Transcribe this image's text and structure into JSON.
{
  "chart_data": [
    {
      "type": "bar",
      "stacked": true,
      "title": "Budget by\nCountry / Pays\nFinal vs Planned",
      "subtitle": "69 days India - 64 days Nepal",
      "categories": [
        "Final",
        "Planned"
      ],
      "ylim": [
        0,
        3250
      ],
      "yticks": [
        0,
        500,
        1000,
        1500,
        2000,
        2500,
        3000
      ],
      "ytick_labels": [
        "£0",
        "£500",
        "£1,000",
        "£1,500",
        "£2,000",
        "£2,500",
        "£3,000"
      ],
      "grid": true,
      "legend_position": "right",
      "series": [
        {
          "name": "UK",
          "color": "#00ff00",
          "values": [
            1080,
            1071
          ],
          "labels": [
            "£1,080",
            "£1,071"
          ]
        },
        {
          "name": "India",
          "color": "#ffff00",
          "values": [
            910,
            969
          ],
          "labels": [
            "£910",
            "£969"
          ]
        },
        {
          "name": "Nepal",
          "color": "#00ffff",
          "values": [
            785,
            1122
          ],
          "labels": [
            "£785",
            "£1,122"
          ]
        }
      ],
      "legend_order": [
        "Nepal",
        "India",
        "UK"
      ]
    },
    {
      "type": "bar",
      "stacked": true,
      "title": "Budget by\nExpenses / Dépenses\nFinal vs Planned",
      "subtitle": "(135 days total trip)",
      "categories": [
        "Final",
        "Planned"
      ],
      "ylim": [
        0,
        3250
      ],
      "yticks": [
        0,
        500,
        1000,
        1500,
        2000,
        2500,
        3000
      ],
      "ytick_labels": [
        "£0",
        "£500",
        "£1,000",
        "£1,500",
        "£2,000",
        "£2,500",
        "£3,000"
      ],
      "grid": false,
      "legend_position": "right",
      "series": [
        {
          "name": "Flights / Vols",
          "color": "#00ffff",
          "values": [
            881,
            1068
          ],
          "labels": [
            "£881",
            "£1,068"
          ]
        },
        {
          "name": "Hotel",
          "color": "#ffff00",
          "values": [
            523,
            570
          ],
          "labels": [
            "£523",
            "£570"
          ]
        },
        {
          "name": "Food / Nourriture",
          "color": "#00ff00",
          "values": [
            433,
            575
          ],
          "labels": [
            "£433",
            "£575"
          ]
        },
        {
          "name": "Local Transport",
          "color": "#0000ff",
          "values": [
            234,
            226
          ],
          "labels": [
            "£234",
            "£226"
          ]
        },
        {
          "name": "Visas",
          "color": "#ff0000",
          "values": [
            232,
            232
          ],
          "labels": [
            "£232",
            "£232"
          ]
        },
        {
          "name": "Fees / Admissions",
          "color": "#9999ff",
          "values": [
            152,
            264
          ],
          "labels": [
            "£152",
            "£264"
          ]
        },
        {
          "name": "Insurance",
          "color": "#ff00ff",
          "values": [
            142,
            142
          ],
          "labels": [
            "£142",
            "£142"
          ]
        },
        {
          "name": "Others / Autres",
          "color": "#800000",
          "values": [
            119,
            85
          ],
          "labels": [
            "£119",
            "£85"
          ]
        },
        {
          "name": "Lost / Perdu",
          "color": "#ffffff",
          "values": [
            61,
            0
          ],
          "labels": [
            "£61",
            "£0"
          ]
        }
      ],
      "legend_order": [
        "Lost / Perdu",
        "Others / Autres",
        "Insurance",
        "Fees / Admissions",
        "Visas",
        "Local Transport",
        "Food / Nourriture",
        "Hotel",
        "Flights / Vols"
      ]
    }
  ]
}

··········

Written exercise: Gather all lines where the word "subtitle" appears.

The completed task:
      "subtitle": "69 days India - 64 days Nepal",
      "subtitle": "(135 days total trip)",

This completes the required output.